(Collected data entries)
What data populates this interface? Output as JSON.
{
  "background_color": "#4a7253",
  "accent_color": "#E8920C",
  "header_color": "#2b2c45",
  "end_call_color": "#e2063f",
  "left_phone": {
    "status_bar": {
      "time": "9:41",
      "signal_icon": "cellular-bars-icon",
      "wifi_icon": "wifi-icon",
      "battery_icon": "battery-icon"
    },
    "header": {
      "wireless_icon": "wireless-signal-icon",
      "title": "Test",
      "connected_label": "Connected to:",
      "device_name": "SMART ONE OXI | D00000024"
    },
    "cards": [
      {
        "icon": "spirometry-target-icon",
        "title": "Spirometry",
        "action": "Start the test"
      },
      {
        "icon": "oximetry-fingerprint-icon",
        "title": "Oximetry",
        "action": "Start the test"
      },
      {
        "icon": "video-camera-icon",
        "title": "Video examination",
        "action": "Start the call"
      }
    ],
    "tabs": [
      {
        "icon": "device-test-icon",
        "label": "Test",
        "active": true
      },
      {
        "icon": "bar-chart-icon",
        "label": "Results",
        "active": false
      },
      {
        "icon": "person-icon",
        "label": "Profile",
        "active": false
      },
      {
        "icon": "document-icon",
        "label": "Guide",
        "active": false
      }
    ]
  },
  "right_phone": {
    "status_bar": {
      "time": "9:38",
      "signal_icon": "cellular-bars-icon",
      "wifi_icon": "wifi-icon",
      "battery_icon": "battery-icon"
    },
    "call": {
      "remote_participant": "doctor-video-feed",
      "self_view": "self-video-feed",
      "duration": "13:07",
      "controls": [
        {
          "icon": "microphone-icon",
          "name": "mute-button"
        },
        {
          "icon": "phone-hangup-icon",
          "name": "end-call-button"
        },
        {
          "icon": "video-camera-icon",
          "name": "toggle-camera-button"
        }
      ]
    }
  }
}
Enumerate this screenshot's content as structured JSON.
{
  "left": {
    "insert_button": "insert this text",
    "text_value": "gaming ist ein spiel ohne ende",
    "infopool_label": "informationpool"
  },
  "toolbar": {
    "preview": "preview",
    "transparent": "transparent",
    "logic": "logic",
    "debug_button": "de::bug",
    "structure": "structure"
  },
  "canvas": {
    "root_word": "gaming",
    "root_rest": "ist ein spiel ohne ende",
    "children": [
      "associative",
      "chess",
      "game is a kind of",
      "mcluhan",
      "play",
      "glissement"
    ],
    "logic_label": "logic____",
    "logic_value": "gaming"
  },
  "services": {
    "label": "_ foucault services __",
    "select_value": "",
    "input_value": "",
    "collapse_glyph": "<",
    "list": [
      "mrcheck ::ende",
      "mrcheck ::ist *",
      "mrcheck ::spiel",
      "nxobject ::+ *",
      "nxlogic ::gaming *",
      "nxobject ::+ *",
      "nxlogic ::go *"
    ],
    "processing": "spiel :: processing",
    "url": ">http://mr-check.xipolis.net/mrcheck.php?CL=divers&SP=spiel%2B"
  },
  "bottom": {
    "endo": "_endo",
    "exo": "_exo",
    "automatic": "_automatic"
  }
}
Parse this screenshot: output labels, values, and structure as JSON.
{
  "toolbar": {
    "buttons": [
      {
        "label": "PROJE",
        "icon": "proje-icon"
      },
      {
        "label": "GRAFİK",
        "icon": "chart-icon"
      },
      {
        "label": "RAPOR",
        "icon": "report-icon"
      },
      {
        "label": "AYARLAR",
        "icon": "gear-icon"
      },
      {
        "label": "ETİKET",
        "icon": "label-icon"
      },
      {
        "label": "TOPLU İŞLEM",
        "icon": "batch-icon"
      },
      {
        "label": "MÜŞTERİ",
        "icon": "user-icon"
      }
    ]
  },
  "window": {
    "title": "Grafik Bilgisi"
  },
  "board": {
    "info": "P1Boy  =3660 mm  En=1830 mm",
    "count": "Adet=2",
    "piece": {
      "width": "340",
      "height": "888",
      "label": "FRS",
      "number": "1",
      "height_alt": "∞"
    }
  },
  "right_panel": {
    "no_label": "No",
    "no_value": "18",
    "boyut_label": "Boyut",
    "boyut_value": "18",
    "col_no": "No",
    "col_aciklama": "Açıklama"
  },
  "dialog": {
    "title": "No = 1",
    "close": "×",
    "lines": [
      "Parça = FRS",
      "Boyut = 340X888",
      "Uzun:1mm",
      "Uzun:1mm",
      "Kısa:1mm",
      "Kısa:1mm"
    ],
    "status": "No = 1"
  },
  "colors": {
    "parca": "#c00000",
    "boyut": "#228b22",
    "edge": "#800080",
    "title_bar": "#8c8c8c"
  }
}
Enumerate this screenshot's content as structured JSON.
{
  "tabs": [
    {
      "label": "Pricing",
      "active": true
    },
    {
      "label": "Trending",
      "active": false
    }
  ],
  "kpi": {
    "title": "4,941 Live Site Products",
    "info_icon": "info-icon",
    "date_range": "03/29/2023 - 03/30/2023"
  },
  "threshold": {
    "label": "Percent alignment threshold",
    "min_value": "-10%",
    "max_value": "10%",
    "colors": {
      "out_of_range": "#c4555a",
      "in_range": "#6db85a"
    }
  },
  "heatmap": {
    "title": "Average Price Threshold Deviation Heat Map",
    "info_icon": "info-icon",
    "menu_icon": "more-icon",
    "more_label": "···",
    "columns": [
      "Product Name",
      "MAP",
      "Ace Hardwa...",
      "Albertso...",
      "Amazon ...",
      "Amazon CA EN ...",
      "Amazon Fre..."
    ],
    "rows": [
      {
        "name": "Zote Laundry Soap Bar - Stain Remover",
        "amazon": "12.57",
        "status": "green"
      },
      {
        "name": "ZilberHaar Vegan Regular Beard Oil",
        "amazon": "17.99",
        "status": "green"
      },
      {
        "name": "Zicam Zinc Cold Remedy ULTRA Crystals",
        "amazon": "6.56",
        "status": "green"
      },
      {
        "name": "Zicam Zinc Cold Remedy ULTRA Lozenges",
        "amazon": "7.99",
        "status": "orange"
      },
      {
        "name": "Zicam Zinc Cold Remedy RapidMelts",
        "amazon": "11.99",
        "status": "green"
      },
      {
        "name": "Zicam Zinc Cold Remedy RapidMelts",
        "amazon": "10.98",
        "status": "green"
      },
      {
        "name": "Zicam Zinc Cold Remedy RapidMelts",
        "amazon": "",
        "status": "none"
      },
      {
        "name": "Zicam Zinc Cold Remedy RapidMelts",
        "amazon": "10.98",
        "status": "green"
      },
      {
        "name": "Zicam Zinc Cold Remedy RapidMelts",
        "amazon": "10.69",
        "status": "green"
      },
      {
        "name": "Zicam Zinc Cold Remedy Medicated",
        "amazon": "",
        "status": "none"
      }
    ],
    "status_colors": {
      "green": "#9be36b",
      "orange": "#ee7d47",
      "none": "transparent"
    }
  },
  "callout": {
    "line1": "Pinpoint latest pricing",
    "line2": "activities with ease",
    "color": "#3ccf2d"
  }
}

What to work on:
Reproduce the material in full, with no word added or dropped.

Answer below:
What data populates this interface? Output as JSON.
{
  "background_color": "#4a7253",
  "accent_color": "#E8920C",
  "header_color": "#2b2c45",
  "end_call_color": "#e2063f",
  "left_phone": {
    "status_bar": {
      "time": "9:41",
      "signal_icon": "cellular-bars-icon",
      "wifi_icon": "wifi-icon",
      "battery_icon": "battery-icon"
    },
    "header": {
      "wireless_icon": "wireless-signal-icon",
      "title": "Test",
      "connected_label": "Connected to:",
      "device_name": "SMART ONE OXI | D00000024"
    },
    "cards": [
      {
        "icon": "spirometry-target-icon",
        "title": "Spirometry",
        "action": "Start the test"
      },
      {
        "icon": "oximetry-fingerprint-icon",
        "title": "Oximetry",
        "action": "Start the test"
      },
      {
        "icon": "video-camera-icon",
        "title": "Video examination",
        "action": "Start the call"
      }
    ],
    "tabs": [
      {
        "icon": "device-test-icon",
        "label": "Test",
        "active": true
      },
      {
        "icon": "bar-chart-icon",
        "label": "Results",
        "active": false
      },
      {
        "icon": "person-icon",
        "label": "Profile",
        "active": false
      },
      {
        "icon": "document-icon",
        "label": "Guide",
        "active": false
      }
    ]
  },
  "right_phone": {
    "status_bar": {
      "time": "9:38",
      "signal_icon": "cellular-bars-icon",
      "wifi_icon": "wifi-icon",
      "battery_icon": "battery-icon"
    },
    "call": {
      "remote_participant": "doctor-video-feed",
      "self_view": "self-video-feed",
      "duration": "13:07",
      "controls": [
        {
          "icon": "microphone-icon",
          "name": "mute-button"
        },
        {
          "icon": "phone-hangup-icon",
          "name": "end-call-button"
        },
        {
          "icon": "video-camera-icon",
          "name": "toggle-camera-button"
        }
      ]
    }
  }
}
Enumerate this screenshot's content as structured JSON.
{
  "left": {
    "insert_button": "insert this text",
    "text_value": "gaming ist ein spiel ohne ende",
    "infopool_label": "informationpool"
  },
  "toolbar": {
    "preview": "preview",
    "transparent": "transparent",
    "logic": "logic",
    "debug_button": "de::bug",
    "structure": "structure"
  },
  "canvas": {
    "root_word": "gaming",
    "root_rest": "ist ein spiel ohne ende",
    "children": [
      "associative",
      "chess",
      "game is a kind of",
      "mcluhan",
      "play",
      "glissement"
    ],
    "logic_label": "logic____",
    "logic_value": "gaming"
  },
  "services": {
    "label": "_ foucault services __",
    "select_value": "",
    "input_value": "",
    "collapse_glyph": "<",
    "list": [
      "mrcheck ::ende",
      "mrcheck ::ist *",
      "mrcheck ::spiel",
      "nxobject ::+ *",
      "nxlogic ::gaming *",
      "nxobject ::+ *",
      "nxlogic ::go *"
    ],
    "processing": "spiel :: processing",
    "url": ">http://mr-check.xipolis.net/mrcheck.php?CL=divers&SP=spiel%2B"
  },
  "bottom": {
    "endo": "_endo",
    "exo": "_exo",
    "automatic": "_automatic"
  }
}
Parse this screenshot: output labels, values, and structure as JSON.
{
  "toolbar": {
    "buttons": [
      {
        "label": "PROJE",
        "icon": "proje-icon"
      },
      {
        "label": "GRAFİK",
        "icon": "chart-icon"
      },
      {
        "label": "RAPOR",
        "icon": "report-icon"
      },
      {
        "label": "AYARLAR",
        "icon": "gear-icon"
      },
      {
        "label": "ETİKET",
        "icon": "label-icon"
      },
      {
        "label": "TOPLU İŞLEM",
        "icon": "batch-icon"
      },
      {
        "label": "MÜŞTERİ",
        "icon": "user-icon"
      }
    ]
  },
  "window": {
    "title": "Grafik Bilgisi"
  },
  "board": {
    "info": "P1Boy  =3660 mm  En=1830 mm",
    "count": "Adet=2",
    "piece": {
      "width": "340",
      "height": "888",
      "label": "FRS",
      "number": "1",
      "height_alt": "∞"
    }
  },
  "right_panel": {
    "no_label": "No",
    "no_value": "18",
    "boyut_label": "Boyut",
    "boyut_value": "18",
    "col_no": "No",
    "col_aciklama": "Açıklama"
  },
  "dialog": {
    "title": "No = 1",
    "close": "×",
    "lines": [
      "Parça = FRS",
      "Boyut = 340X888",
      "Uzun:1mm",
      "Uzun:1mm",
      "Kısa:1mm",
      "Kısa:1mm"
    ],
    "status": "No = 1"
  },
  "colors": {
    "parca": "#c00000",
    "boyut": "#228b22",
    "edge": "#800080",
    "title_bar": "#8c8c8c"
  }
}
Enumerate this screenshot's content as structured JSON.
{
  "tabs": [
    {
      "label": "Pricing",
      "active": true
    },
    {
      "label": "Trending",
      "active": false
    }
  ],
  "kpi": {
    "title": "4,941 Live Site Products",
    "info_icon": "info-icon",
    "date_range": "03/29/2023 - 03/30/2023"
  },
  "threshold": {
    "label": "Percent alignment threshold",
    "min_value": "-10%",
    "max_value": "10%",
    "colors": {
      "out_of_range": "#c4555a",
      "in_range": "#6db85a"
    }
  },
  "heatmap": {
    "title": "Average Price Threshold Deviation Heat Map",
    "info_icon": "info-icon",
    "menu_icon": "more-icon",
    "more_label": "···",
    "columns": [
      "Product Name",
      "MAP",
      "Ace Hardwa...",
      "Albertso...",
      "Amazon ...",
      "Amazon CA EN ...",
      "Amazon Fre..."
    ],
    "rows": [
      {
        "name": "Zote Laundry Soap Bar - Stain Remover",
        "amazon": "12.57",
        "status": "green"
      },
      {
        "name": "ZilberHaar Vegan Regular Beard Oil",
        "amazon": "17.99",
        "status": "green"
      },
      {
        "name": "Zicam Zinc Cold Remedy ULTRA Crystals",
        "amazon": "6.56",
        "status": "green"
      },
      {
        "name": "Zicam Zinc Cold Remedy ULTRA Lozenges",
        "amazon": "7.99",
        "status": "orange"
      },
      {
        "name": "Zicam Zinc Cold Remedy RapidMelts",
        "amazon": "11.99",
        "status": "green"
      },
      {
        "name": "Zicam Zinc Cold Remedy RapidMelts",
        "amazon": "10.98",
        "status": "green"
      },
      {
        "name": "Zicam Zinc Cold Remedy RapidMelts",
        "amazon": "",
        "status": "none"
      },
      {
        "name": "Zicam Zinc Cold Remedy RapidMelts",
        "amazon": "10.98",
        "status": "green"
      },
      {
        "name": "Zicam Zinc Cold Remedy RapidMelts",
        "amazon": "10.69",
        "status": "green"
      },
      {
        "name": "Zicam Zinc Cold Remedy Medicated",
        "amazon": "",
        "status": "none"
      }
    ],
    "status_colors": {
      "green": "#9be36b",
      "orange": "#ee7d47",
      "none": "transparent"
    }
  },
  "callout": {
    "line1": "Pinpoint latest pricing",
    "line2": "activities with ease",
    "color": "#3ccf2d"
  }
}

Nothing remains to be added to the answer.